Recorded data
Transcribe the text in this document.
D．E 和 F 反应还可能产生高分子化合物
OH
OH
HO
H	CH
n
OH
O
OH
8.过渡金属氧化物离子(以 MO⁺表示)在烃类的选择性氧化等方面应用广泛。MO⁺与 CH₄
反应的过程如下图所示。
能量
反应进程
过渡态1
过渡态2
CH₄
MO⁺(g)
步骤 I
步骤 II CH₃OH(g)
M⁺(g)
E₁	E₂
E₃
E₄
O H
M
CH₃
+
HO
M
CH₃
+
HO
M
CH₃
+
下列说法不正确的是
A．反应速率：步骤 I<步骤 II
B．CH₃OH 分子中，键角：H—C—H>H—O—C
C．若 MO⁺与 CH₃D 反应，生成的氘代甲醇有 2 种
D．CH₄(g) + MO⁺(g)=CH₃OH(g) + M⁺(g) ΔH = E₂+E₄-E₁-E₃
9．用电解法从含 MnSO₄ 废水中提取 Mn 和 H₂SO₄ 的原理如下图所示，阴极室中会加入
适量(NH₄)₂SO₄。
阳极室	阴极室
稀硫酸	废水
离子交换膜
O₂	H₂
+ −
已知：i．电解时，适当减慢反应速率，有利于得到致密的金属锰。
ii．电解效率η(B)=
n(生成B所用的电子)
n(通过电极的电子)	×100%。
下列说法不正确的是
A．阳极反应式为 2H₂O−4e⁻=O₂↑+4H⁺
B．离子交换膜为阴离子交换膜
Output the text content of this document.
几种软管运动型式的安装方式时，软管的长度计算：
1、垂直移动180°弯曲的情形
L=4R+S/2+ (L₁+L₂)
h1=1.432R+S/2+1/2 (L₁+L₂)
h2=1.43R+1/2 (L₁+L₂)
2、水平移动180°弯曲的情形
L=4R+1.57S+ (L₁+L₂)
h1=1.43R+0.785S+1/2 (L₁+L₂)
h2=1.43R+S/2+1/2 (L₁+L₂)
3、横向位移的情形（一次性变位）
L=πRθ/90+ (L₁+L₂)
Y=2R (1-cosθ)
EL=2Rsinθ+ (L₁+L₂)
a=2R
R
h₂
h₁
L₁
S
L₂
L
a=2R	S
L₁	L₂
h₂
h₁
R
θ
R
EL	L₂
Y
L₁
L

> Task to complete:
Set down the entries above again, word for word.

> Result for this exercise:
Transcribe the text in this document.
D．E 和 F 反应还可能产生高分子化合物
OH
OH
HO
H	CH
n
OH
O
OH
8.过渡金属氧化物离子(以 MO⁺表示)在烃类的选择性氧化等方面应用广泛。MO⁺与 CH₄
反应的过程如下图所示。
能量
反应进程
过渡态1
过渡态2
CH₄
MO⁺(g)
步骤 I
步骤 II CH₃OH(g)
M⁺(g)
E₁	E₂
E₃
E₄
O H
M
CH₃
+
HO
M
CH₃
+
HO
M
CH₃
+
下列说法不正确的是
A．反应速率：步骤 I<步骤 II
B．CH₃OH 分子中，键角：H—C—H>H—O—C
C．若 MO⁺与 CH₃D 反应，生成的氘代甲醇有 2 种
D．CH₄(g) + MO⁺(g)=CH₃OH(g) + M⁺(g) ΔH = E₂+E₄-E₁-E₃
9．用电解法从含 MnSO₄ 废水中提取 Mn 和 H₂SO₄ 的原理如下图所示，阴极室中会加入
适量(NH₄)₂SO₄。
阳极室	阴极室
稀硫酸	废水
离子交换膜
O₂	H₂
+ −
已知：i．电解时，适当减慢反应速率，有利于得到致密的金属锰。
ii．电解效率η(B)=
n(生成B所用的电子)
n(通过电极的电子)	×100%。
下列说法不正确的是
A．阳极反应式为 2H₂O−4e⁻=O₂↑+4H⁺
B．离子交换膜为阴离子交换膜
Output the text content of this document.
几种软管运动型式的安装方式时，软管的长度计算：
1、垂直移动180°弯曲的情形
L=4R+S/2+ (L₁+L₂)
h1=1.432R+S/2+1/2 (L₁+L₂)
h2=1.43R+1/2 (L₁+L₂)
2、水平移动180°弯曲的情形
L=4R+1.57S+ (L₁+L₂)
h1=1.43R+0.785S+1/2 (L₁+L₂)
h2=1.43R+S/2+1/2 (L₁+L₂)
3、横向位移的情形（一次性变位）
L=πRθ/90+ (L₁+L₂)
Y=2R (1-cosθ)
EL=2Rsinθ+ (L₁+L₂)
a=2R
R
h₂
h₁
L₁
S
L₂
L
a=2R	S
L₁	L₂
h₂
h₁
R
θ
R
EL	L₂
Y
L₁
L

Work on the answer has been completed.